* What is needed *
Transcribe, character for character, the lines below from the one containing "legend-label: Percentile relative to all" through the final line, including both.

>> Start

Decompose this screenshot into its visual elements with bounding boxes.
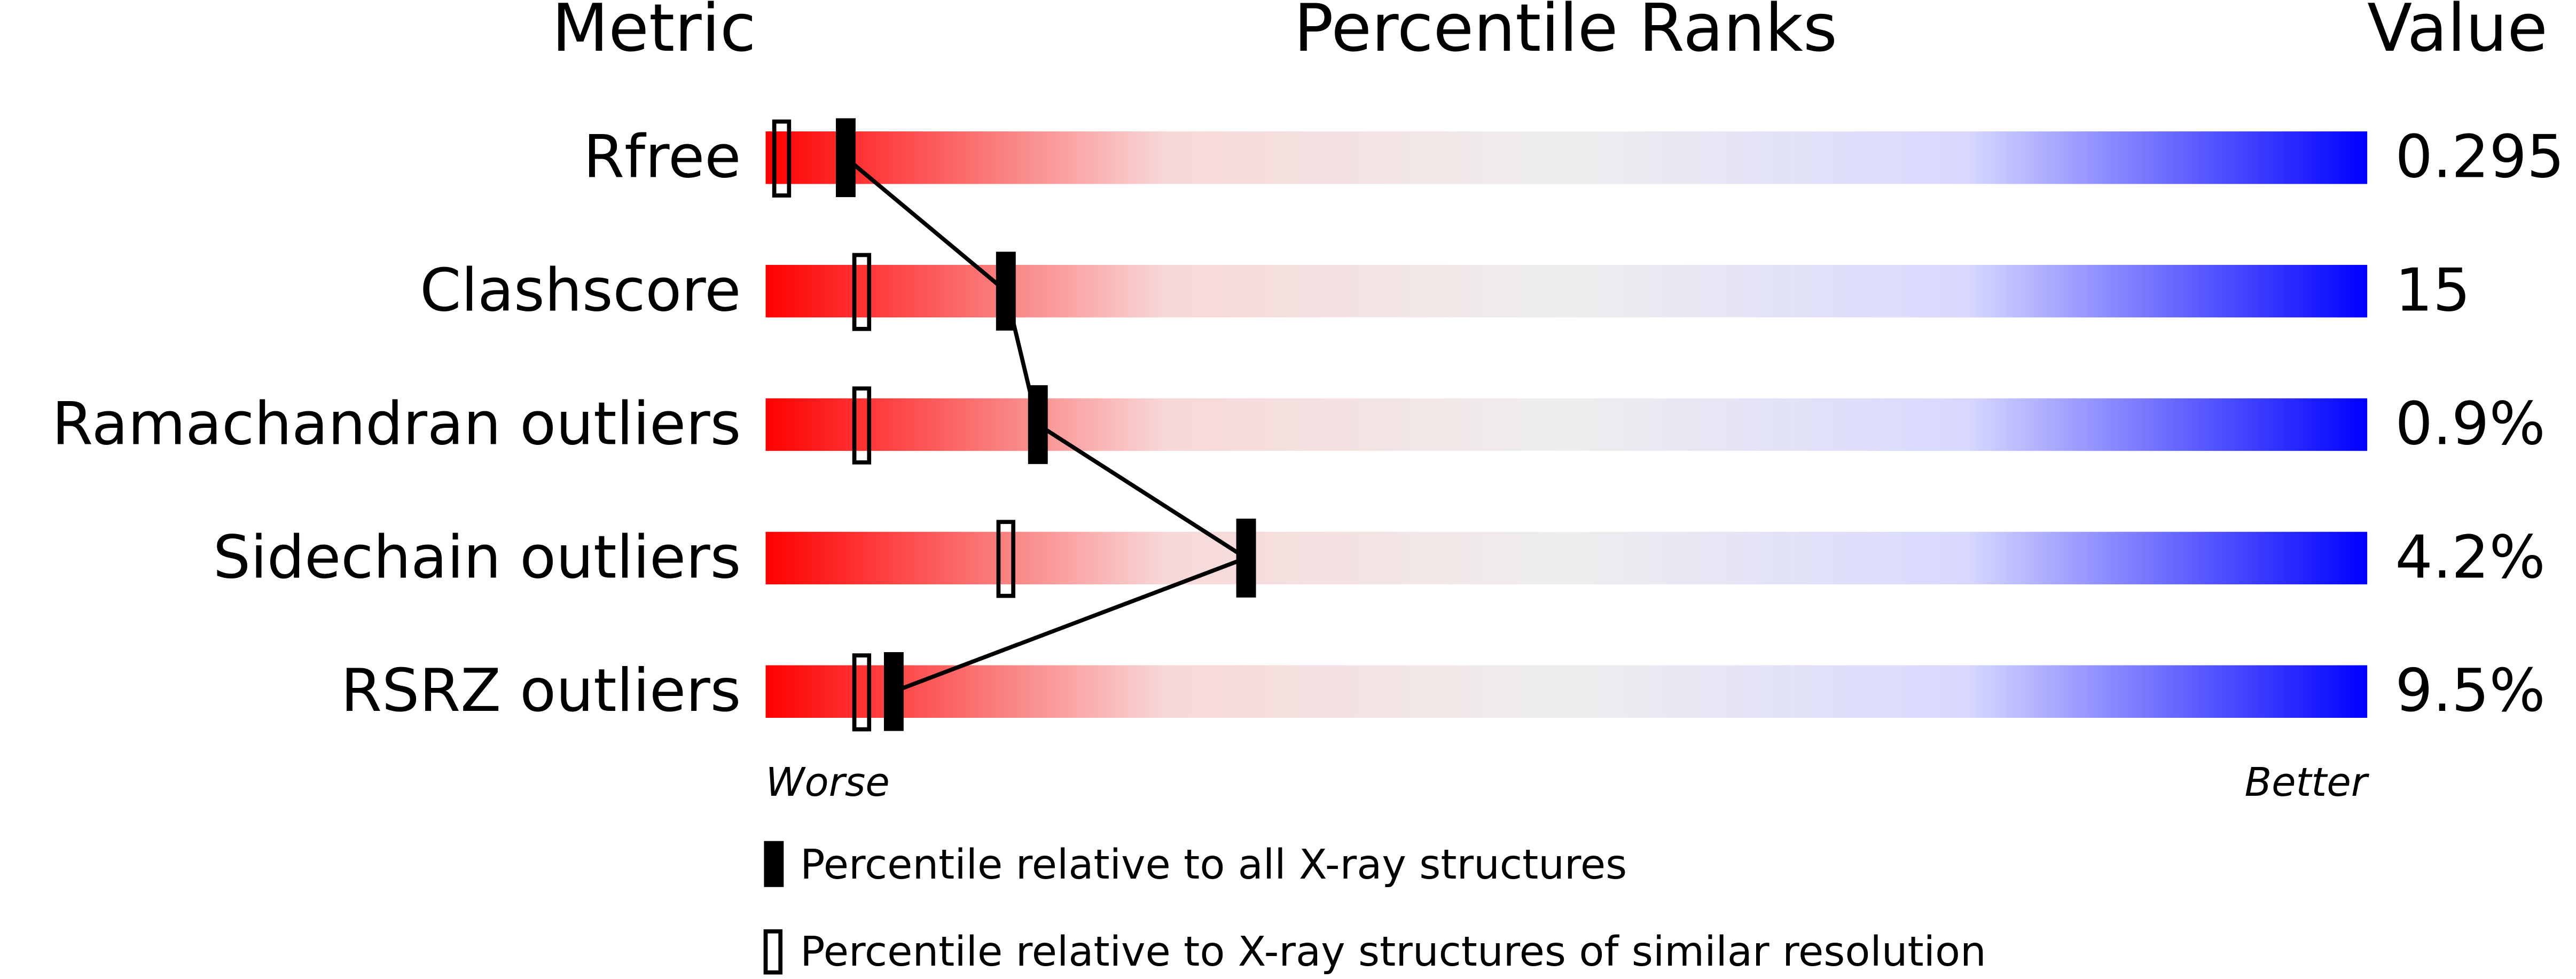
legend-label: Percentile relative to all X-ray structu… (800, 841, 1627, 889)
legend-swatch (763, 929, 783, 975)
metric-label: Rfree (583, 123, 741, 192)
metric-value: 15 (2395, 256, 2470, 325)
percentile-marker-all (1236, 519, 1256, 598)
worse-label: Worse (765, 759, 889, 805)
metric-label: Clashscore (420, 256, 741, 325)
legend-label: Percentile relative to X-ray structures … (800, 928, 1986, 976)
percentile-marker-similar (996, 520, 1015, 598)
metric-value: 0.9% (2395, 389, 2545, 458)
percentile-marker-all (835, 118, 856, 198)
metric-label: RSRZ outliers (341, 656, 741, 725)
percentile-marker-similar (772, 119, 792, 198)
metric-value: 4.2% (2395, 523, 2545, 592)
percentile-marker-all (883, 652, 904, 731)
better-label: Better (2244, 759, 2369, 805)
header-metric: Metric (552, 0, 756, 67)
metric-value: 9.5% (2395, 656, 2545, 725)
metric-label: Sidechain outliers (213, 523, 741, 592)
percentile-marker-all (996, 252, 1016, 331)
percentile-marker-all (1028, 385, 1048, 464)
slider-bar (765, 531, 2368, 585)
slider-bar (765, 665, 2368, 718)
slider-bar (765, 131, 2368, 184)
percentile-marker-similar (852, 253, 872, 331)
header-ranks: Percentile Ranks (1294, 0, 1837, 67)
slider-bar (765, 264, 2368, 318)
percentile-marker-similar (852, 386, 872, 465)
header-value: Value (2367, 0, 2548, 67)
percentile-marker-similar (852, 653, 872, 732)
slider-bar (765, 398, 2368, 451)
metric-label: Ramachandran outliers (52, 389, 741, 458)
metric-value: 0.295 (2395, 123, 2564, 192)
legend-swatch (764, 841, 784, 887)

>> End

* Reply to the exercise *
legend-label: Percentile relative to all X-ray structu… (800, 841, 1627, 889)
legend-swatch (763, 929, 783, 975)
metric-label: Rfree (583, 123, 741, 192)
metric-value: 15 (2395, 256, 2470, 325)
percentile-marker-all (1236, 519, 1256, 598)
worse-label: Worse (765, 759, 889, 805)
metric-label: Clashscore (420, 256, 741, 325)
legend-label: Percentile relative to X-ray structures … (800, 928, 1986, 976)
percentile-marker-similar (996, 520, 1015, 598)
metric-value: 0.9% (2395, 389, 2545, 458)
percentile-marker-all (835, 118, 856, 198)
metric-label: RSRZ outliers (341, 656, 741, 725)
percentile-marker-similar (772, 119, 792, 198)
metric-value: 4.2% (2395, 523, 2545, 592)
percentile-marker-all (883, 652, 904, 731)
better-label: Better (2244, 759, 2369, 805)
header-metric: Metric (552, 0, 756, 67)
metric-value: 9.5% (2395, 656, 2545, 725)
metric-label: Sidechain outliers (213, 523, 741, 592)
percentile-marker-all (996, 252, 1016, 331)
percentile-marker-all (1028, 385, 1048, 464)
slider-bar (765, 531, 2368, 585)
slider-bar (765, 665, 2368, 718)
slider-bar (765, 131, 2368, 184)
percentile-marker-similar (852, 253, 872, 331)
header-ranks: Percentile Ranks (1294, 0, 1837, 67)
slider-bar (765, 264, 2368, 318)
percentile-marker-similar (852, 386, 872, 465)
header-value: Value (2367, 0, 2548, 67)
percentile-marker-similar (852, 653, 872, 732)
slider-bar (765, 398, 2368, 451)
metric-label: Ramachandran outliers (52, 389, 741, 458)
metric-value: 0.295 (2395, 123, 2564, 192)
legend-swatch (764, 841, 784, 887)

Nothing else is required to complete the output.